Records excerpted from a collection
----
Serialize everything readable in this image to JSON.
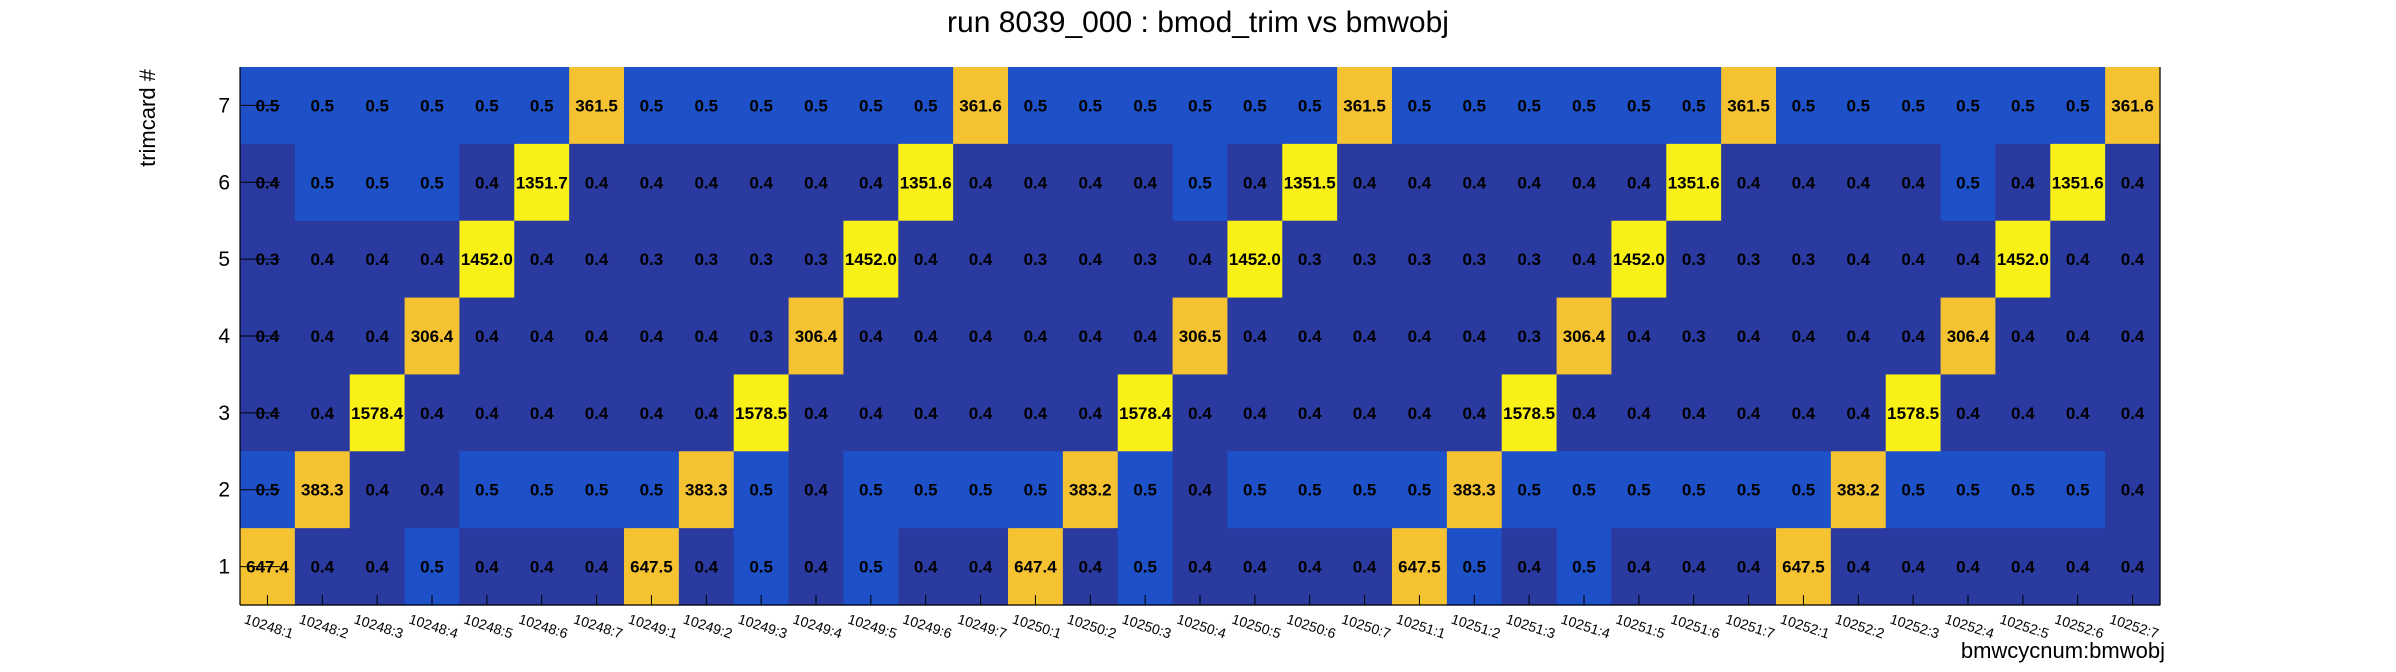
{
  "chart_data": {
    "type": "heatmap",
    "title": "run 8039_000 : bmod_trim vs bmwobj",
    "xlabel": "bmwcycnum:bmwobj",
    "ylabel": "trimcard #",
    "x_categories": [
      "10248:1",
      "10248:2",
      "10248:3",
      "10248:4",
      "10248:5",
      "10248:6",
      "10248:7",
      "10249:1",
      "10249:2",
      "10249:3",
      "10249:4",
      "10249:5",
      "10249:6",
      "10249:7",
      "10250:1",
      "10250:2",
      "10250:3",
      "10250:4",
      "10250:5",
      "10250:6",
      "10250:7",
      "10251:1",
      "10251:2",
      "10251:3",
      "10251:4",
      "10251:5",
      "10251:6",
      "10251:7",
      "10252:1",
      "10252:2",
      "10252:3",
      "10252:4",
      "10252:5",
      "10252:6",
      "10252:7"
    ],
    "y_categories": [
      "1",
      "2",
      "3",
      "4",
      "5",
      "6",
      "7"
    ],
    "rows": [
      {
        "y": "7",
        "values": [
          0.5,
          0.5,
          0.5,
          0.5,
          0.5,
          0.5,
          361.5,
          0.5,
          0.5,
          0.5,
          0.5,
          0.5,
          0.5,
          361.6,
          0.5,
          0.5,
          0.5,
          0.5,
          0.5,
          0.5,
          361.5,
          0.5,
          0.5,
          0.5,
          0.5,
          0.5,
          0.5,
          361.5,
          0.5,
          0.5,
          0.5,
          0.5,
          0.5,
          0.5,
          361.6
        ]
      },
      {
        "y": "6",
        "values": [
          0.4,
          0.5,
          0.5,
          0.5,
          0.4,
          1351.7,
          0.4,
          0.4,
          0.4,
          0.4,
          0.4,
          0.4,
          1351.6,
          0.4,
          0.4,
          0.4,
          0.4,
          0.5,
          0.4,
          1351.5,
          0.4,
          0.4,
          0.4,
          0.4,
          0.4,
          0.4,
          1351.6,
          0.4,
          0.4,
          0.4,
          0.4,
          0.5,
          0.4,
          1351.6,
          0.4
        ]
      },
      {
        "y": "5",
        "values": [
          0.3,
          0.4,
          0.4,
          0.4,
          1452.0,
          0.4,
          0.4,
          0.3,
          0.3,
          0.3,
          0.3,
          1452.0,
          0.4,
          0.4,
          0.3,
          0.4,
          0.3,
          0.4,
          1452.0,
          0.3,
          0.3,
          0.3,
          0.3,
          0.3,
          0.4,
          1452.0,
          0.3,
          0.3,
          0.3,
          0.4,
          0.4,
          0.4,
          1452.0,
          0.4,
          0.4
        ]
      },
      {
        "y": "4",
        "values": [
          0.4,
          0.4,
          0.4,
          306.4,
          0.4,
          0.4,
          0.4,
          0.4,
          0.4,
          0.3,
          306.4,
          0.4,
          0.4,
          0.4,
          0.4,
          0.4,
          0.4,
          306.5,
          0.4,
          0.4,
          0.4,
          0.4,
          0.4,
          0.3,
          306.4,
          0.4,
          0.3,
          0.4,
          0.4,
          0.4,
          0.4,
          306.4,
          0.4,
          0.4,
          0.4
        ]
      },
      {
        "y": "3",
        "values": [
          0.4,
          0.4,
          1578.4,
          0.4,
          0.4,
          0.4,
          0.4,
          0.4,
          0.4,
          1578.5,
          0.4,
          0.4,
          0.4,
          0.4,
          0.4,
          0.4,
          1578.4,
          0.4,
          0.4,
          0.4,
          0.4,
          0.4,
          0.4,
          1578.5,
          0.4,
          0.4,
          0.4,
          0.4,
          0.4,
          0.4,
          1578.5,
          0.4,
          0.4,
          0.4,
          0.4
        ]
      },
      {
        "y": "2",
        "values": [
          0.5,
          383.3,
          0.4,
          0.4,
          0.5,
          0.5,
          0.5,
          0.5,
          383.3,
          0.5,
          0.4,
          0.5,
          0.5,
          0.5,
          0.5,
          383.2,
          0.5,
          0.4,
          0.5,
          0.5,
          0.5,
          0.5,
          383.3,
          0.5,
          0.5,
          0.5,
          0.5,
          0.5,
          0.5,
          383.2,
          0.5,
          0.5,
          0.5,
          0.5,
          0.4
        ]
      },
      {
        "y": "1",
        "values": [
          647.4,
          0.4,
          0.4,
          0.5,
          0.4,
          0.4,
          0.4,
          647.5,
          0.4,
          0.5,
          0.4,
          0.5,
          0.4,
          0.4,
          647.4,
          0.4,
          0.5,
          0.4,
          0.4,
          0.4,
          0.4,
          647.5,
          0.5,
          0.4,
          0.5,
          0.4,
          0.4,
          0.4,
          647.5,
          0.4,
          0.4,
          0.4,
          0.4,
          0.4,
          0.4
        ]
      }
    ],
    "legend": "none",
    "grid": false,
    "colors": {
      "low": "#2a3aa0",
      "mid": "#1e50c8",
      "high_a": "#f5c232",
      "high_b": "#f8f016",
      "text": "#000000",
      "background": "#ffffff"
    }
  }
}
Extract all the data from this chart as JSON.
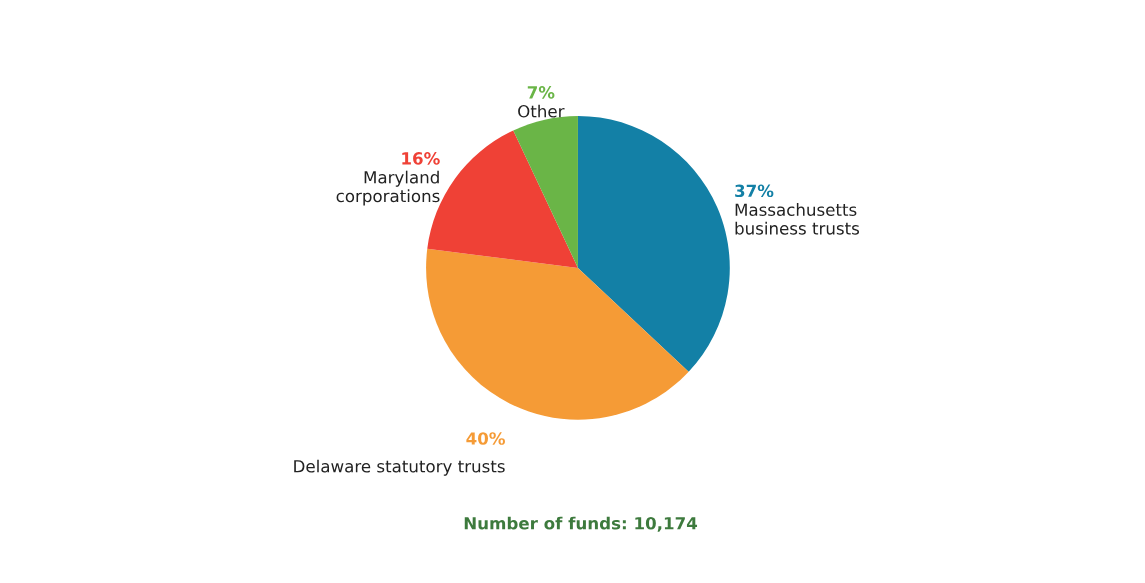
{
  "chart_data": {
    "type": "pie",
    "categories": [
      "Massachusetts\nbusiness trusts",
      "Delaware statutory trusts",
      "Maryland\ncorporations",
      "Other"
    ],
    "values": [
      37,
      40,
      16,
      7
    ],
    "value_labels": [
      "37%",
      "40%",
      "16%",
      "7%"
    ],
    "colors": [
      "#1380a6",
      "#f59b36",
      "#ef4136",
      "#6ab547"
    ],
    "legend": false,
    "annotations": [
      "Number of funds: 10,174"
    ]
  }
}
----
◆ **Written exercise**: Beginning at the line that contains "Extract all the data from this chart as JSON.", retype each line of the data above through the very last one. Do not retype the pictures.

◆ **Output of the task**:
Extract all the data from this chart as JSON.
{
  "chart_data": {
    "type": "pie",
    "categories": [
      "Massachusetts\nbusiness trusts",
      "Delaware statutory trusts",
      "Maryland\ncorporations",
      "Other"
    ],
    "values": [
      37,
      40,
      16,
      7
    ],
    "value_labels": [
      "37%",
      "40%",
      "16%",
      "7%"
    ],
    "colors": [
      "#1380a6",
      "#f59b36",
      "#ef4136",
      "#6ab547"
    ],
    "legend": false,
    "annotations": [
      "Number of funds: 10,174"
    ]
  }
}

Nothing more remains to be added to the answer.